Omit every picture and write out the rest of the records exactly.

Records from a collection:

=====

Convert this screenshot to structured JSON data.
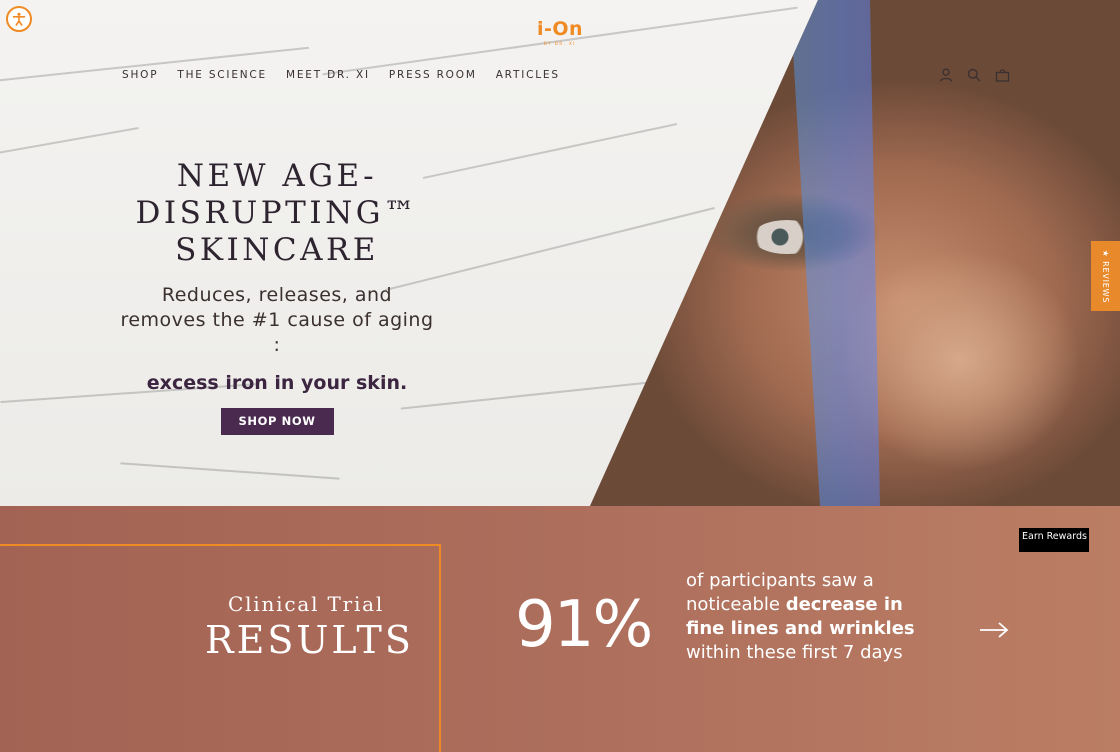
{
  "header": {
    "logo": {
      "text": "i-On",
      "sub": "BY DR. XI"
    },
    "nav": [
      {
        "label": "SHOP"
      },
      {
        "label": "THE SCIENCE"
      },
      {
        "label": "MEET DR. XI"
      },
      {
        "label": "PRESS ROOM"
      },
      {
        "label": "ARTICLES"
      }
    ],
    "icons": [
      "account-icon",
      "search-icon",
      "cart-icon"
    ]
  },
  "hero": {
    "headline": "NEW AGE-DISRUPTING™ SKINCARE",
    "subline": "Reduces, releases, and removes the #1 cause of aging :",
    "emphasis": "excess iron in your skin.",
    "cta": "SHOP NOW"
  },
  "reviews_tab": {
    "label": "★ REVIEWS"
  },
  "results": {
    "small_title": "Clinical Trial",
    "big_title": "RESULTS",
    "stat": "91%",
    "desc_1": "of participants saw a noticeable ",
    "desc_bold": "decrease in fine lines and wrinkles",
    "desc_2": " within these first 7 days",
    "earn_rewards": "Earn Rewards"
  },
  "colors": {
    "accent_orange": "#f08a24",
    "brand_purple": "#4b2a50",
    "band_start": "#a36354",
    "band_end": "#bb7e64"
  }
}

=====

§ **THE COMPLETED TASK**
Convert this screenshot to structured JSON data.
{
  "header": {
    "logo": {
      "text": "i-On",
      "sub": "BY DR. XI"
    },
    "nav": [
      {
        "label": "SHOP"
      },
      {
        "label": "THE SCIENCE"
      },
      {
        "label": "MEET DR. XI"
      },
      {
        "label": "PRESS ROOM"
      },
      {
        "label": "ARTICLES"
      }
    ],
    "icons": [
      "account-icon",
      "search-icon",
      "cart-icon"
    ]
  },
  "hero": {
    "headline": "NEW AGE-DISRUPTING™ SKINCARE",
    "subline": "Reduces, releases, and removes the #1 cause of aging :",
    "emphasis": "excess iron in your skin.",
    "cta": "SHOP NOW"
  },
  "reviews_tab": {
    "label": "★ REVIEWS"
  },
  "results": {
    "small_title": "Clinical Trial",
    "big_title": "RESULTS",
    "stat": "91%",
    "desc_1": "of participants saw a noticeable ",
    "desc_bold": "decrease in fine lines and wrinkles",
    "desc_2": " within these first 7 days",
    "earn_rewards": "Earn Rewards"
  },
  "colors": {
    "accent_orange": "#f08a24",
    "brand_purple": "#4b2a50",
    "band_start": "#a36354",
    "band_end": "#bb7e64"
  }
}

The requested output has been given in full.